**Your objective**
For the records below, give the count of lines holding the word "وقيل" and nothing more.

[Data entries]

= = = = = = =

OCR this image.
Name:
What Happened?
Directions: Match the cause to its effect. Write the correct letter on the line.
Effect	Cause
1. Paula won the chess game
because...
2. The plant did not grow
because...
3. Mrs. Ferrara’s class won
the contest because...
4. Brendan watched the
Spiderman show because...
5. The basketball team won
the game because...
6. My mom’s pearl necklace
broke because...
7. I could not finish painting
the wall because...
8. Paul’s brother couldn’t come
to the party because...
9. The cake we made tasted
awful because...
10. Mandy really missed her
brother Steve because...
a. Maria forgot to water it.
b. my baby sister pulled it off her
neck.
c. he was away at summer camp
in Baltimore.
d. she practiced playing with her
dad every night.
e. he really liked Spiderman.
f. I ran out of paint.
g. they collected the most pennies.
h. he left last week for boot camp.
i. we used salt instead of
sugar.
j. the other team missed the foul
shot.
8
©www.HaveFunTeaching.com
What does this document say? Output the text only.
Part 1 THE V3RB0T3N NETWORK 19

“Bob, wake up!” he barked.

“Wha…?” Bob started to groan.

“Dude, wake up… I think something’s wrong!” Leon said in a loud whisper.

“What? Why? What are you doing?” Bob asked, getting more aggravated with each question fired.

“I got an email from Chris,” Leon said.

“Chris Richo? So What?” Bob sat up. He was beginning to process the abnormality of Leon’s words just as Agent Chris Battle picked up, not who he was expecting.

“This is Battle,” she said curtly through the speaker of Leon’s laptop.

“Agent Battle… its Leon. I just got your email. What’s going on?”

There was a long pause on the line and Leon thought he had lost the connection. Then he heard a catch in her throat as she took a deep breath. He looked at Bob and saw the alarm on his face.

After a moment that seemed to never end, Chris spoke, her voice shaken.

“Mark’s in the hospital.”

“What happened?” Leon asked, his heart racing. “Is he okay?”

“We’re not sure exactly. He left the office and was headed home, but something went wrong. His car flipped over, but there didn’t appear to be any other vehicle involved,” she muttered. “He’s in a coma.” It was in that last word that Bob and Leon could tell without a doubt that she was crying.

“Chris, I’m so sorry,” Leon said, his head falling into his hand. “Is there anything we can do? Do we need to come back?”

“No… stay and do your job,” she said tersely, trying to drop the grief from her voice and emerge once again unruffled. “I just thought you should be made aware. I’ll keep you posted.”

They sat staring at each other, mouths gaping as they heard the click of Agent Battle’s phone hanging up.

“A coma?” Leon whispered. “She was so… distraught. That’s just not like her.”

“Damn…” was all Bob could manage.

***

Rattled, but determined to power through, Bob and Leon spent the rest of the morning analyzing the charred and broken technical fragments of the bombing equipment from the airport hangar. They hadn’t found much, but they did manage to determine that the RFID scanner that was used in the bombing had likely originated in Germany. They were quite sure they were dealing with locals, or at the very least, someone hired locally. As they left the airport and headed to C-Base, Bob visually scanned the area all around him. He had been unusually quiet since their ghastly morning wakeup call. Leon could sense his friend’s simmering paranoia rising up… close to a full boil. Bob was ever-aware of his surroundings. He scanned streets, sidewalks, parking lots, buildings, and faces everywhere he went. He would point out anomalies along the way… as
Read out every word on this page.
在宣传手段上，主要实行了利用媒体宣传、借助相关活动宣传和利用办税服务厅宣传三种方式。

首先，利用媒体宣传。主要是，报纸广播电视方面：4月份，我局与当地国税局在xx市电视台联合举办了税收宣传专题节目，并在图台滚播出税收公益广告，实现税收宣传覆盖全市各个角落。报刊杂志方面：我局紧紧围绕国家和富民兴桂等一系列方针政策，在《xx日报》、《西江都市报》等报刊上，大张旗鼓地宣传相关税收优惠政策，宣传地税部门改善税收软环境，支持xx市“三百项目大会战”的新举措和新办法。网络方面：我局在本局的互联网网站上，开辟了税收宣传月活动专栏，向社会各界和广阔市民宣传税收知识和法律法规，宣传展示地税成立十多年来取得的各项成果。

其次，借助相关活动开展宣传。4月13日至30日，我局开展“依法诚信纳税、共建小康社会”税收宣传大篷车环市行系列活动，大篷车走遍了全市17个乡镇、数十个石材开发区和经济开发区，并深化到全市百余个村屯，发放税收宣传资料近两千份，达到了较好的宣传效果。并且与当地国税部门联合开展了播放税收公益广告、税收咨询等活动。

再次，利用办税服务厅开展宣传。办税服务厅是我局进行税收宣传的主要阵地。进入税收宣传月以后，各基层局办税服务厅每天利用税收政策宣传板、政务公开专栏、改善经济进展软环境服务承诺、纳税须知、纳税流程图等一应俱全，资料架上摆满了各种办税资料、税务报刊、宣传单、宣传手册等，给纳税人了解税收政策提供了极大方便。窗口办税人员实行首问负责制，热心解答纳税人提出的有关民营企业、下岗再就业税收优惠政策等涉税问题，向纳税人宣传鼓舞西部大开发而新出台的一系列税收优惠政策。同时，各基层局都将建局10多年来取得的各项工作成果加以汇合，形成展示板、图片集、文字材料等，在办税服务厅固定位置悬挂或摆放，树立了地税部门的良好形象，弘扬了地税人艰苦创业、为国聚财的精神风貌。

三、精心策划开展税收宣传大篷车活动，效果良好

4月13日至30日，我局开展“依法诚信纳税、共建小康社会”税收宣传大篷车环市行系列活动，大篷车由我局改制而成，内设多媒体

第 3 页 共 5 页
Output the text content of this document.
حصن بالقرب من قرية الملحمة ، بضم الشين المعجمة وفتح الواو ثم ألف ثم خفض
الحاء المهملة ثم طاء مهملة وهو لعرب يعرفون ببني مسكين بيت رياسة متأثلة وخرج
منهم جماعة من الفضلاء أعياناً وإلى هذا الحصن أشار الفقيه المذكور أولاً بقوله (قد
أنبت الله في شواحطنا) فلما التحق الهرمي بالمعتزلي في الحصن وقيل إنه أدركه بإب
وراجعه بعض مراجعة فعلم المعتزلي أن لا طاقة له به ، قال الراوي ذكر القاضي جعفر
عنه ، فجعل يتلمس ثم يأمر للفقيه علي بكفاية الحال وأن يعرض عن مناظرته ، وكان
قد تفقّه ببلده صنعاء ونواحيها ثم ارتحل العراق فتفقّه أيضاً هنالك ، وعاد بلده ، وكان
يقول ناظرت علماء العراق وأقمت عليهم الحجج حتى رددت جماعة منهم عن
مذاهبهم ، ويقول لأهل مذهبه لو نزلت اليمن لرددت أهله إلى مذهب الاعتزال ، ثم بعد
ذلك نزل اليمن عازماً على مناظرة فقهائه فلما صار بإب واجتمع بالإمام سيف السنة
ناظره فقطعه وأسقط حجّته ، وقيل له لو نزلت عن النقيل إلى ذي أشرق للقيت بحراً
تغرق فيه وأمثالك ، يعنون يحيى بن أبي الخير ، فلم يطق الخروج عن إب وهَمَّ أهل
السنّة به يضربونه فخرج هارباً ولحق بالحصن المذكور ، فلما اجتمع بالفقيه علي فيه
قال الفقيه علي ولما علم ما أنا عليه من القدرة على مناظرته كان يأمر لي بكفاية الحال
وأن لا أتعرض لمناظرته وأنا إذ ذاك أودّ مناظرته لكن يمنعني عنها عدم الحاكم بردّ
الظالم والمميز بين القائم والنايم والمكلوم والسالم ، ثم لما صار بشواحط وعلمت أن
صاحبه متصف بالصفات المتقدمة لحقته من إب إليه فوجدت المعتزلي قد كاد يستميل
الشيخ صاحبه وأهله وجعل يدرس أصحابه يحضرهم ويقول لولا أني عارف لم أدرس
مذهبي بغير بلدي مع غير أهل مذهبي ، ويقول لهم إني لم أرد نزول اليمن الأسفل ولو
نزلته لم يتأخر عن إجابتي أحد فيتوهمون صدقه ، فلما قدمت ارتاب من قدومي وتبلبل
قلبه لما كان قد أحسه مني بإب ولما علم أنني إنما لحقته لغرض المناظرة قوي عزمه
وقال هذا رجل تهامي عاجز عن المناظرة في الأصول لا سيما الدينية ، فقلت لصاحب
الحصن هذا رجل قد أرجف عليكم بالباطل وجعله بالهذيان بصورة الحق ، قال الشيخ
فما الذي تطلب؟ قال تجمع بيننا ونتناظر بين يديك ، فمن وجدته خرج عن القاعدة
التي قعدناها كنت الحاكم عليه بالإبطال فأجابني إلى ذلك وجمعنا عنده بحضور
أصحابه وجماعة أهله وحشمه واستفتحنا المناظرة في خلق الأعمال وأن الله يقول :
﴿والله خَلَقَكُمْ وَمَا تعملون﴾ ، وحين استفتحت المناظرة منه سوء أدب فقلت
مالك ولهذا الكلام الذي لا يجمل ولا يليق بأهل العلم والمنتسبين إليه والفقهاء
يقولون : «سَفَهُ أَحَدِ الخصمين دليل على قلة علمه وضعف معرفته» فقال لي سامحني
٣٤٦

= = = = = = =

**Response to the task**
2